- _Task to complete_: Scan the entries below and extract each line with the word "Type" in it.

- _Material to process_:
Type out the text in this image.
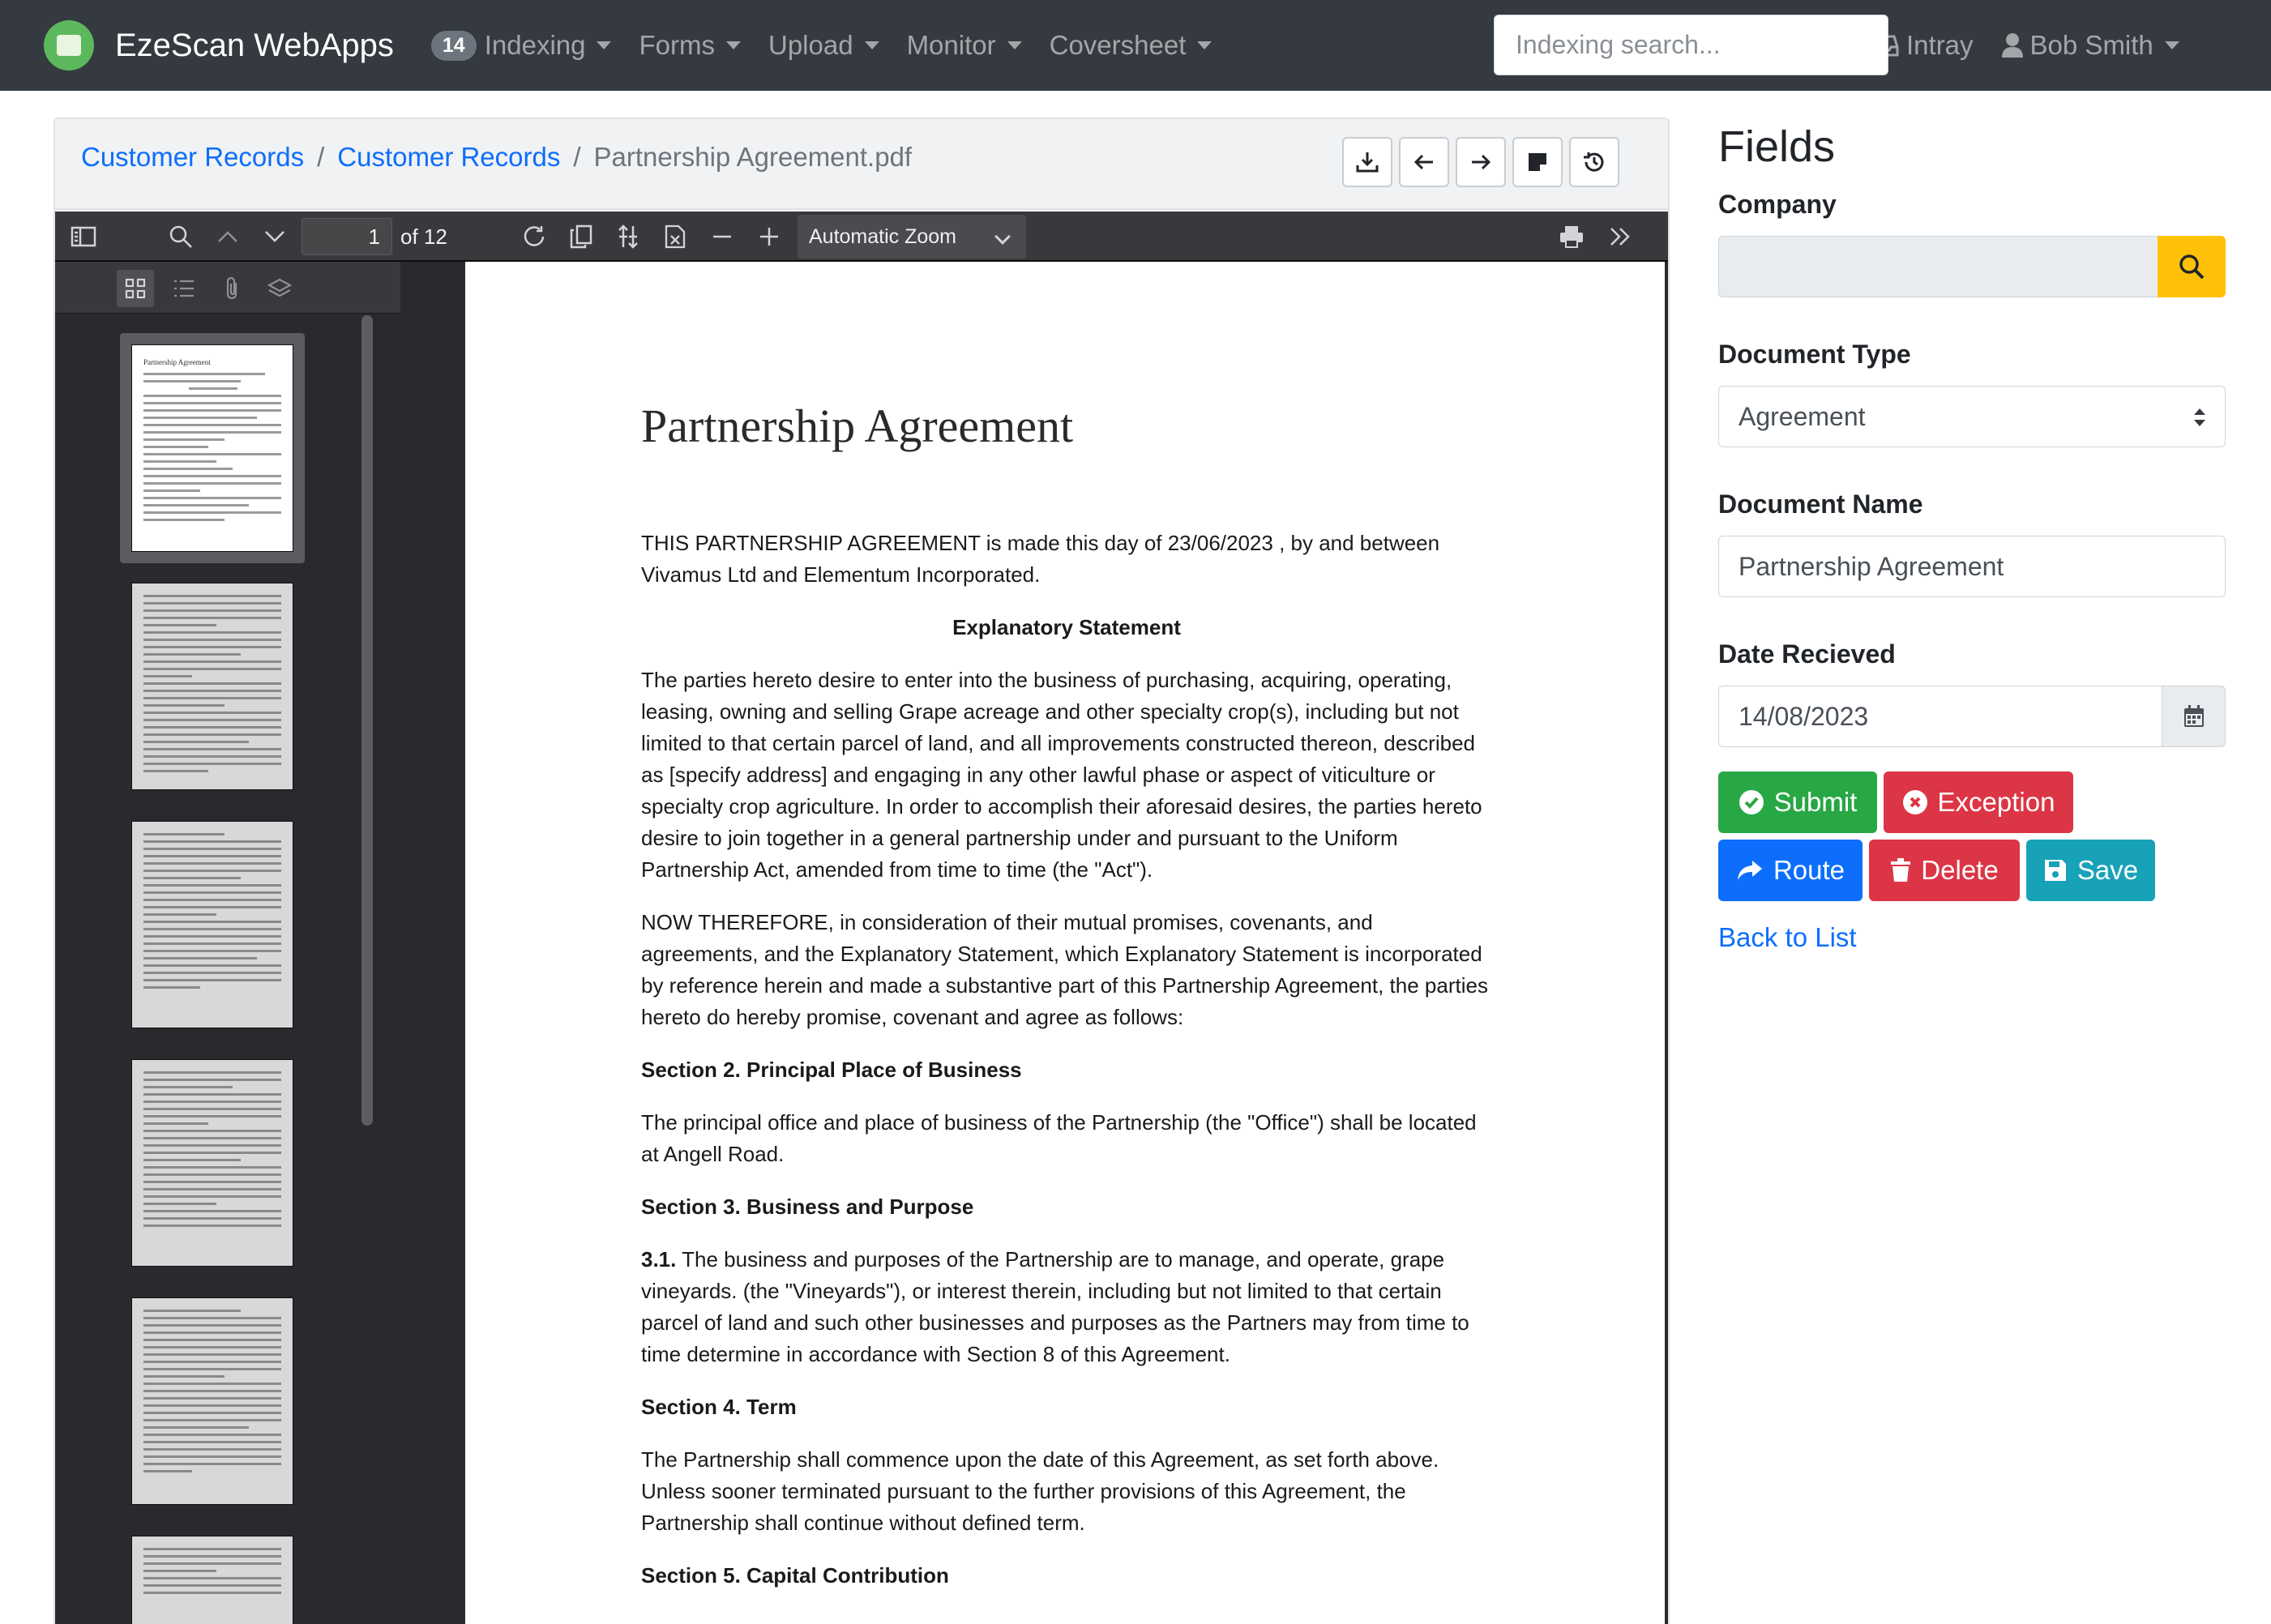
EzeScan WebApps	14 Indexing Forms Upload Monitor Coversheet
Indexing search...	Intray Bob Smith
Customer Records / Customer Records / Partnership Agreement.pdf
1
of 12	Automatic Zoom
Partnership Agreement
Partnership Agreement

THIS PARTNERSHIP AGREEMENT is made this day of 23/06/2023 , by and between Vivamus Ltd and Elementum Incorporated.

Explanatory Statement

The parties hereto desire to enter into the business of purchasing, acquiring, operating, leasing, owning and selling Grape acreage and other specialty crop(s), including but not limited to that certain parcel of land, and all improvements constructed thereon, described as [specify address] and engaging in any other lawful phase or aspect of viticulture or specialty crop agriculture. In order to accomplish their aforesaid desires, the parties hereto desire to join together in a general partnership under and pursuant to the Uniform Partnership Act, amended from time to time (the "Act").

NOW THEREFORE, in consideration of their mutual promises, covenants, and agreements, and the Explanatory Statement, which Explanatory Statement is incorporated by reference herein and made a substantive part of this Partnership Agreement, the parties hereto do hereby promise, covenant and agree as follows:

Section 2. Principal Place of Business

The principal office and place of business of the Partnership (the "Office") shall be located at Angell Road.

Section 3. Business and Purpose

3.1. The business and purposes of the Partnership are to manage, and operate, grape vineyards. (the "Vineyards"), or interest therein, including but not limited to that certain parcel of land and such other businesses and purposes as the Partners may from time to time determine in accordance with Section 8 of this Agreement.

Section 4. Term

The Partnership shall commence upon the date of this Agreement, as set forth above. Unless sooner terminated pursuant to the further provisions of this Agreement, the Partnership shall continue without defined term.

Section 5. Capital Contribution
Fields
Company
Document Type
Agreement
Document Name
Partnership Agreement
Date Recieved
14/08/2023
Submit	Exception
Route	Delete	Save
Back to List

...

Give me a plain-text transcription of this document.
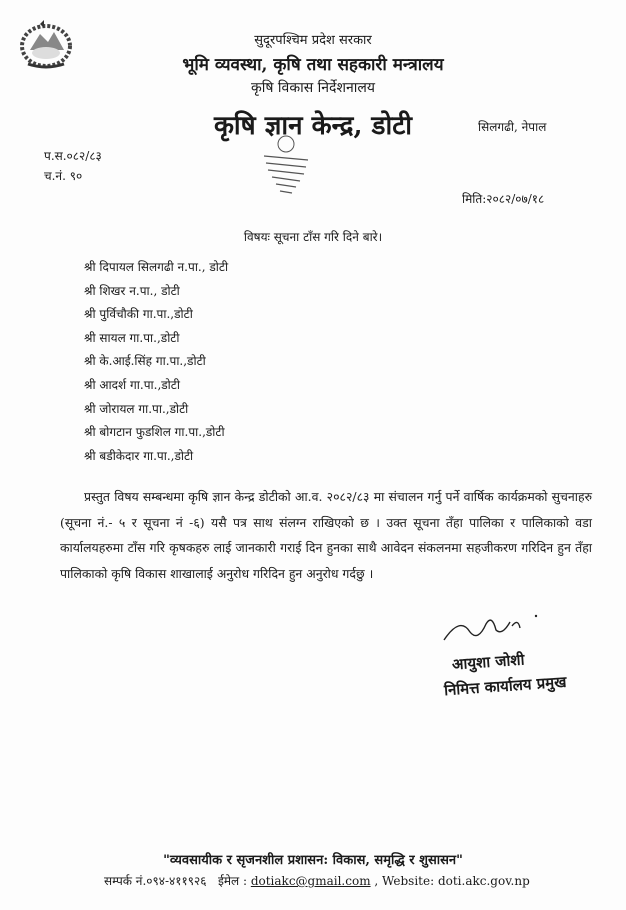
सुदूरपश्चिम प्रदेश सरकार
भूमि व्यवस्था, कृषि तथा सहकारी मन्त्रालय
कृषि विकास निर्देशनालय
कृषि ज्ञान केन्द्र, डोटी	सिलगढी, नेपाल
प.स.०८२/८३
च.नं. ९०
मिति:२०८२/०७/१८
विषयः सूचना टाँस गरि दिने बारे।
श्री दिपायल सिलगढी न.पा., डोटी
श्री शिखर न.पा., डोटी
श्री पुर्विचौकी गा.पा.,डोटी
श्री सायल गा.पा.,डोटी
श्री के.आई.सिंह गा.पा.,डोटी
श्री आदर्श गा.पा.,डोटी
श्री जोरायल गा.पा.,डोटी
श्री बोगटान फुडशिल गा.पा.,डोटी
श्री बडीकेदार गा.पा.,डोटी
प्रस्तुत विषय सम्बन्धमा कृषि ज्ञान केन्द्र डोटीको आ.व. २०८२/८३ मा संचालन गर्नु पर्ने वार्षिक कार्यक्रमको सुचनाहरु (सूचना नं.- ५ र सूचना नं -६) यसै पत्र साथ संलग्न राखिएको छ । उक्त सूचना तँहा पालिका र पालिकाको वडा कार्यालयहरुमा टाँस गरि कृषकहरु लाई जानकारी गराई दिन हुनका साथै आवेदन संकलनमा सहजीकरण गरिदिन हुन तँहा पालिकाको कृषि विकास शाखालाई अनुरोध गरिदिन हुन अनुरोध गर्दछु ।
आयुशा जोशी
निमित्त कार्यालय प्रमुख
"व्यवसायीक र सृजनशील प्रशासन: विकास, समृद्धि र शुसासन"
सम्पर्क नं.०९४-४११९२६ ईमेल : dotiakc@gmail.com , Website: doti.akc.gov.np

- _Response_:
Type out the text in this image.
Document Type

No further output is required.